## AIM
Quote all of the data that follows exactly as written, skipping the images.

## RECORDS TO USE

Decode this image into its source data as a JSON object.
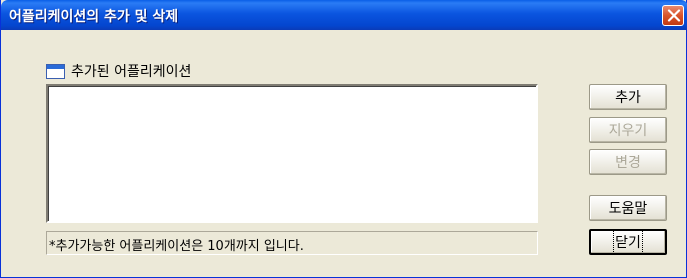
{
  "window": {
    "title": "어플리케이션의 추가 및 삭제",
    "close_icon": "close-icon"
  },
  "list": {
    "label": "추가된 어플리케이션",
    "icon": "list-view-icon",
    "items": []
  },
  "status": {
    "text": "*추가가능한 어플리케이션은 10개까지 입니다."
  },
  "buttons": {
    "add": "추가",
    "remove": "지우기",
    "change": "변경",
    "help": "도움말",
    "close": "닫기"
  }
}
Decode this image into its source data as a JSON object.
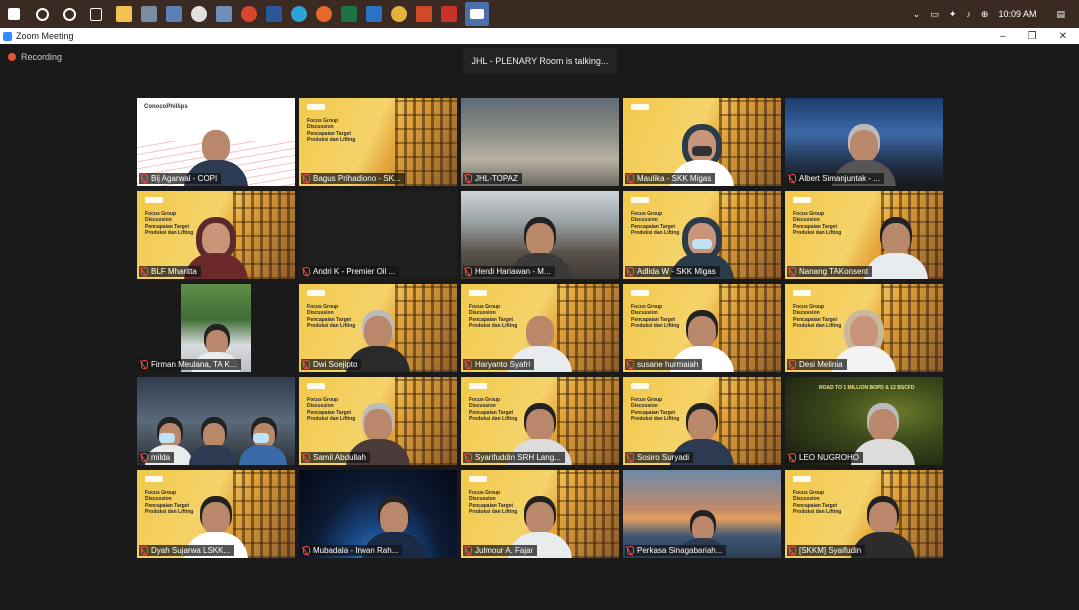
{
  "system_tray": {
    "clock": "10:09 AM"
  },
  "window": {
    "title": "Zoom Meeting",
    "minimize": "–",
    "restore": "❐",
    "close": "✕"
  },
  "meeting": {
    "recording_label": "Recording",
    "talking_indicator": "JHL - PLENARY Room is talking..."
  },
  "slide": {
    "lines": [
      "Focus Group",
      "Discussion",
      "Pencapaian Target",
      "Produksi dan Lifting"
    ]
  },
  "road_slide_title": "ROAD TO 1 MILLION BOPD & 12 BSCFD",
  "brand_text": "ConocoPhillips",
  "participants": [
    {
      "name": "Bij Agarwal - COPI"
    },
    {
      "name": "Bagus Prihadiono - SK..."
    },
    {
      "name": "JHL-TOPAZ"
    },
    {
      "name": "Maulika - SKK Migas"
    },
    {
      "name": "Albert Simanjuntak - ..."
    },
    {
      "name": "BLF Mharitta"
    },
    {
      "name": "Andri K - Premier Oil ..."
    },
    {
      "name": "Herdi Hariawan - M..."
    },
    {
      "name": "Adlida W - SKK Migas"
    },
    {
      "name": "Nanang TAKonsent"
    },
    {
      "name": "Firman Meulana, TA K..."
    },
    {
      "name": "Dwi Soejipto"
    },
    {
      "name": "Haryanto Syafri"
    },
    {
      "name": "susane hurmaiah"
    },
    {
      "name": "Desi Melinia"
    },
    {
      "name": "milda"
    },
    {
      "name": "Samil Abdullah"
    },
    {
      "name": "Syarifuddin SRH Lang..."
    },
    {
      "name": "Sosiro Suryadi"
    },
    {
      "name": "LEO NUGROHO"
    },
    {
      "name": "Dyah Sujarwa LSKK..."
    },
    {
      "name": "Mubadala - Irwan Rah..."
    },
    {
      "name": "Julmour A. Fajar"
    },
    {
      "name": "Perkasa Sinagabariah..."
    },
    {
      "name": "[SKKM] Syaifudin"
    }
  ],
  "colors": {
    "taskbar": "#3a2a22",
    "meeting_bg": "#1a1a1a",
    "muted_mic": "#ff4a4a",
    "slide_yellow": "#f2c94c"
  }
}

## RESPONSE TO THE TASK
Decode this image into its source data as a JSON object.
{
  "window": {
    "title": "어플리케이션의 추가 및 삭제",
    "close_icon": "close-icon"
  },
  "list": {
    "label": "추가된 어플리케이션",
    "icon": "list-view-icon",
    "items": []
  },
  "status": {
    "text": "*추가가능한 어플리케이션은 10개까지 입니다."
  },
  "buttons": {
    "add": "추가",
    "remove": "지우기",
    "change": "변경",
    "help": "도움말",
    "close": "닫기"
  }
}
Decode this image into its source data as a JSON object.
{
  "system_tray": {
    "clock": "10:09 AM"
  },
  "window": {
    "title": "Zoom Meeting",
    "minimize": "–",
    "restore": "❐",
    "close": "✕"
  },
  "meeting": {
    "recording_label": "Recording",
    "talking_indicator": "JHL - PLENARY Room is talking..."
  },
  "slide": {
    "lines": [
      "Focus Group",
      "Discussion",
      "Pencapaian Target",
      "Produksi dan Lifting"
    ]
  },
  "road_slide_title": "ROAD TO 1 MILLION BOPD & 12 BSCFD",
  "brand_text": "ConocoPhillips",
  "participants": [
    {
      "name": "Bij Agarwal - COPI"
    },
    {
      "name": "Bagus Prihadiono - SK..."
    },
    {
      "name": "JHL-TOPAZ"
    },
    {
      "name": "Maulika - SKK Migas"
    },
    {
      "name": "Albert Simanjuntak - ..."
    },
    {
      "name": "BLF Mharitta"
    },
    {
      "name": "Andri K - Premier Oil ..."
    },
    {
      "name": "Herdi Hariawan - M..."
    },
    {
      "name": "Adlida W - SKK Migas"
    },
    {
      "name": "Nanang TAKonsent"
    },
    {
      "name": "Firman Meulana, TA K..."
    },
    {
      "name": "Dwi Soejipto"
    },
    {
      "name": "Haryanto Syafri"
    },
    {
      "name": "susane hurmaiah"
    },
    {
      "name": "Desi Melinia"
    },
    {
      "name": "milda"
    },
    {
      "name": "Samil Abdullah"
    },
    {
      "name": "Syarifuddin SRH Lang..."
    },
    {
      "name": "Sosiro Suryadi"
    },
    {
      "name": "LEO NUGROHO"
    },
    {
      "name": "Dyah Sujarwa LSKK..."
    },
    {
      "name": "Mubadala - Irwan Rah..."
    },
    {
      "name": "Julmour A. Fajar"
    },
    {
      "name": "Perkasa Sinagabariah..."
    },
    {
      "name": "[SKKM] Syaifudin"
    }
  ],
  "colors": {
    "taskbar": "#3a2a22",
    "meeting_bg": "#1a1a1a",
    "muted_mic": "#ff4a4a",
    "slide_yellow": "#f2c94c"
  }
}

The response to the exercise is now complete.